Data records:
============================================================

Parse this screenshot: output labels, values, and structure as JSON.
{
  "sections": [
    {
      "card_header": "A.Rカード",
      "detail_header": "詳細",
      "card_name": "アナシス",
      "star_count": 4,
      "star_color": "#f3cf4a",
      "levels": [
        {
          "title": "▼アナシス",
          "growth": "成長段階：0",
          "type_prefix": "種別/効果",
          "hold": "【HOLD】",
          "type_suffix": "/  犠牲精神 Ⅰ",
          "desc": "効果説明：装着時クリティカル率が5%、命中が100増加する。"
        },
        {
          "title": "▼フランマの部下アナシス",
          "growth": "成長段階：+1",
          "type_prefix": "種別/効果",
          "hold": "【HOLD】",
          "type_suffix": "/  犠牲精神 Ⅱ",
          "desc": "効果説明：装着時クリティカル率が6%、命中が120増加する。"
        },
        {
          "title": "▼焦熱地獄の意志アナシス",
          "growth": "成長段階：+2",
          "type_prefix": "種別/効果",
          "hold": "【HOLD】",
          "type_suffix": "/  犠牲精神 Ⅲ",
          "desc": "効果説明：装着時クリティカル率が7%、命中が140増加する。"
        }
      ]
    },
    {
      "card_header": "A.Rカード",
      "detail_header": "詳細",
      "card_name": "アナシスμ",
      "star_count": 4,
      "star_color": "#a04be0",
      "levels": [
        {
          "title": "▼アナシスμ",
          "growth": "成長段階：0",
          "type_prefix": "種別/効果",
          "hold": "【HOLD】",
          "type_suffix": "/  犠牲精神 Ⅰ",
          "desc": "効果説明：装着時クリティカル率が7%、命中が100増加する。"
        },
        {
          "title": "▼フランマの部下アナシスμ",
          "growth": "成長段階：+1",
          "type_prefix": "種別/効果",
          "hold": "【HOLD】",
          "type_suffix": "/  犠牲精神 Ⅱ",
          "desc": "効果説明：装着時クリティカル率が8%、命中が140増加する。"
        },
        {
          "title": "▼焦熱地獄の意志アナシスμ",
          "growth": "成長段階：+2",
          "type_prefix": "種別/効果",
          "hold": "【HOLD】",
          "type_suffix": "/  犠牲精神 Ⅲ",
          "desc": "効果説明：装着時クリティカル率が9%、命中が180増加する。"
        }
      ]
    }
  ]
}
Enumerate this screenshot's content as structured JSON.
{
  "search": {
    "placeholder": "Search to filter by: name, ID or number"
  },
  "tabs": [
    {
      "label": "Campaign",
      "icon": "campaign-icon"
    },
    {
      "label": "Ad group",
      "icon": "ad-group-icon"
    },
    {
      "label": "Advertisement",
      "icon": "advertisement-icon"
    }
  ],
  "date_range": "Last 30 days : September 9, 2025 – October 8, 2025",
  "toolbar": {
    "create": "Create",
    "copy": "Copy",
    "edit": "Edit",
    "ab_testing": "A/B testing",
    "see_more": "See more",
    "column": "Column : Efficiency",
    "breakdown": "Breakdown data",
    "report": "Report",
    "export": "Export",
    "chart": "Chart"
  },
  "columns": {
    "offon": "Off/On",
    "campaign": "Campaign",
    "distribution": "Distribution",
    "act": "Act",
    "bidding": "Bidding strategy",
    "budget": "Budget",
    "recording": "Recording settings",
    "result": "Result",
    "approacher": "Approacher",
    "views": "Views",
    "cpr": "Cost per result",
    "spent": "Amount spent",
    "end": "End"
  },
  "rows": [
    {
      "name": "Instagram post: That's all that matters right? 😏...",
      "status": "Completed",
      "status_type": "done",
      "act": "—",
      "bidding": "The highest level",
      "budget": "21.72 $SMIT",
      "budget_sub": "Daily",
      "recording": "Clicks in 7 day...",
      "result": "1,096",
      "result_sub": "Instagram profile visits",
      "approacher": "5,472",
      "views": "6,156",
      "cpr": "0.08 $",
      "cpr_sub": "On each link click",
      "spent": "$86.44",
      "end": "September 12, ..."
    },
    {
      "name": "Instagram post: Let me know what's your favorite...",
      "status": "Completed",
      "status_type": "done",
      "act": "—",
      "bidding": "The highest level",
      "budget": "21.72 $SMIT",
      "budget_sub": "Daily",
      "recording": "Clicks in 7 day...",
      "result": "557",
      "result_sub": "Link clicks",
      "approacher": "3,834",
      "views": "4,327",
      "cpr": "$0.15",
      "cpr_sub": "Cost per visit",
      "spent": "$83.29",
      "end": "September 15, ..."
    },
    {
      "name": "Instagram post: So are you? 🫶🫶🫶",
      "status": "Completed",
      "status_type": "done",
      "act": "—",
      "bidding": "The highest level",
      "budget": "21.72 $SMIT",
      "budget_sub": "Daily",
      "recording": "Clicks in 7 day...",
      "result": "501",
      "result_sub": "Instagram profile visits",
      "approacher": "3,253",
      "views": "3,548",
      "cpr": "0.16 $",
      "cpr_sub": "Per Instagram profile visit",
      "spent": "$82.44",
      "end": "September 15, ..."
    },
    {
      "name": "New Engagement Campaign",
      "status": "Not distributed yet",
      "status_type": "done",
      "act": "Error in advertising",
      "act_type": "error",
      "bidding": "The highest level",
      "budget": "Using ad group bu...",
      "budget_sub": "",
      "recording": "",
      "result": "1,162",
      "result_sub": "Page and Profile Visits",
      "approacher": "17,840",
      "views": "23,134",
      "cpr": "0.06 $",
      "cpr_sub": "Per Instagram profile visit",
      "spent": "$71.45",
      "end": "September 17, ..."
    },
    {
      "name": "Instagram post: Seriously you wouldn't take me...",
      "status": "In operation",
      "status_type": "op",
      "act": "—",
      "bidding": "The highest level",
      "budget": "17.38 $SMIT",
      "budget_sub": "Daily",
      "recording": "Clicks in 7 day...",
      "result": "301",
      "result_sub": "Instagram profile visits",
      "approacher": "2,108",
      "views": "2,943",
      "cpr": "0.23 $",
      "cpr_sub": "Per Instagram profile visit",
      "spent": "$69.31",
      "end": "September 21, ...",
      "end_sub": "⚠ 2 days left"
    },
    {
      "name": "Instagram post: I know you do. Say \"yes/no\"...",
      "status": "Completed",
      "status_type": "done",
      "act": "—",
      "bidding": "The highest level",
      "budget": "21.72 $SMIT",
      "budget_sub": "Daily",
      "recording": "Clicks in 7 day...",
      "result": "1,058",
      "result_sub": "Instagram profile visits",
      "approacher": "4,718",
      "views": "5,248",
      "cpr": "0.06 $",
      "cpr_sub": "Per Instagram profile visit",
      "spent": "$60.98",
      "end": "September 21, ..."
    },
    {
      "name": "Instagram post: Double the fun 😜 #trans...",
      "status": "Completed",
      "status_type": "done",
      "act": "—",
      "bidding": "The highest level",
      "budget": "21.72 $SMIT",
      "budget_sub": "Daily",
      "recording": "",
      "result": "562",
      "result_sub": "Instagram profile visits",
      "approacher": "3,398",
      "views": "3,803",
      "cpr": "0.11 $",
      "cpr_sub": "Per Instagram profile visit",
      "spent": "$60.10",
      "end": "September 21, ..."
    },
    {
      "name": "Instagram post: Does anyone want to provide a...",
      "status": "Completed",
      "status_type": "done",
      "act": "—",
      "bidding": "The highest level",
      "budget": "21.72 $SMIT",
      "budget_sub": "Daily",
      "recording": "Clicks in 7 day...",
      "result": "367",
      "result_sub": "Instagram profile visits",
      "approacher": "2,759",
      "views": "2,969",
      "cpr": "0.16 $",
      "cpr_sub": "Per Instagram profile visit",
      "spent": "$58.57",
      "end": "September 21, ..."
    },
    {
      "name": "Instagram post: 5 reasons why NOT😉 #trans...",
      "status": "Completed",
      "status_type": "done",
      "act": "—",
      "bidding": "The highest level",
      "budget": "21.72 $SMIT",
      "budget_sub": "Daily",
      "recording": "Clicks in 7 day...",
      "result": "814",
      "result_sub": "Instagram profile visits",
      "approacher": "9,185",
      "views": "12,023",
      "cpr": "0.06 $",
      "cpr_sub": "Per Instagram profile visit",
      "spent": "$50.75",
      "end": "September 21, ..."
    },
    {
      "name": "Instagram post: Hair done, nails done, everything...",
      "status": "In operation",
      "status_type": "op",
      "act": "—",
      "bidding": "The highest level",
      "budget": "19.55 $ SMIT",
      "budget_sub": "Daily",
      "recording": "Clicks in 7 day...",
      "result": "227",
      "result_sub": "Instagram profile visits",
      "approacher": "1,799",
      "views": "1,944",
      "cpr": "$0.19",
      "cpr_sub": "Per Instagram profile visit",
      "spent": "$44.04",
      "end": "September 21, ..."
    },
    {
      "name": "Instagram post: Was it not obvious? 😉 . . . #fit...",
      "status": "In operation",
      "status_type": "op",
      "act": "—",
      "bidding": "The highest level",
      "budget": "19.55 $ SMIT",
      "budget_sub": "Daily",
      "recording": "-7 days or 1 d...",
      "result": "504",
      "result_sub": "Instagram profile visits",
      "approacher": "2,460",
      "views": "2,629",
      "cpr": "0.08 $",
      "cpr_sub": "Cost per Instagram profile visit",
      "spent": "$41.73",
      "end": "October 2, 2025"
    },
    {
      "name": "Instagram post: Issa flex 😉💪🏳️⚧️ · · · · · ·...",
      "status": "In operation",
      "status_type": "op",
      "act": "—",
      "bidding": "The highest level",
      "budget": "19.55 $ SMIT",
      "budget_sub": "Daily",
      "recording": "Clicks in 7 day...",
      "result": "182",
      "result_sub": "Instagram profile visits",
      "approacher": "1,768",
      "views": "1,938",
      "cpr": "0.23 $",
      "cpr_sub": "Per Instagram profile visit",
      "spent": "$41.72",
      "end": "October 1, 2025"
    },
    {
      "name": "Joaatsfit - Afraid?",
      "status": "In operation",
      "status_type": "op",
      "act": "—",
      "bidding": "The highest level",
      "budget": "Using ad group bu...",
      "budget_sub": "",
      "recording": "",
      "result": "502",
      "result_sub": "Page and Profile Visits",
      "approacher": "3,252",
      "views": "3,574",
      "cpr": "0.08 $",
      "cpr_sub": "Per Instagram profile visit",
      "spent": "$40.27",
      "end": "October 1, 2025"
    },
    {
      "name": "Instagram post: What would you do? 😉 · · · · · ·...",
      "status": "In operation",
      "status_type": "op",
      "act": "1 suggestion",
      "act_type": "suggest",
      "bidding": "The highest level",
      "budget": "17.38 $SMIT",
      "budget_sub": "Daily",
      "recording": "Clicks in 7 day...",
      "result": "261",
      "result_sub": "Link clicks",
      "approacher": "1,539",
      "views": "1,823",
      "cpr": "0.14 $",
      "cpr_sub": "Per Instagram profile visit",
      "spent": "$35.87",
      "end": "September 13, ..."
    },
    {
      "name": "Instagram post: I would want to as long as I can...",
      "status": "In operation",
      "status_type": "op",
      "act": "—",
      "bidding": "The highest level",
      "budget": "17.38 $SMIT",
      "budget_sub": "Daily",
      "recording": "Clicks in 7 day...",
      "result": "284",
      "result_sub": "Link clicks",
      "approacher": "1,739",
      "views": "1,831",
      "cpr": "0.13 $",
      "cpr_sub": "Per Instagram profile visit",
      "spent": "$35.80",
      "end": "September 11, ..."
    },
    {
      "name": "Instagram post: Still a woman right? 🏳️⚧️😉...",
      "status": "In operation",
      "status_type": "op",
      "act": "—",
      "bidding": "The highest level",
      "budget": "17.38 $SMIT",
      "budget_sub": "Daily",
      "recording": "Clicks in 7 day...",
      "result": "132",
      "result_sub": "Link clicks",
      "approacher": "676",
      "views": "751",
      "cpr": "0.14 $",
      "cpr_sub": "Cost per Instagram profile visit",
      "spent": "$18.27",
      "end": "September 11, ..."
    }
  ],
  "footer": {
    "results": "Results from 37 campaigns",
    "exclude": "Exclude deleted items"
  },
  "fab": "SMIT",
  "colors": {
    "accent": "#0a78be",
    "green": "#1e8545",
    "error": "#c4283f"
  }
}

============================================================

◆ **Set exercise**
Extract, from the material above, each line holding the word "this".

◆ **Exercise response**
Parse this screenshot: output labels, values, and structure as JSON.
Enumerate this screenshot's content as structured JSON.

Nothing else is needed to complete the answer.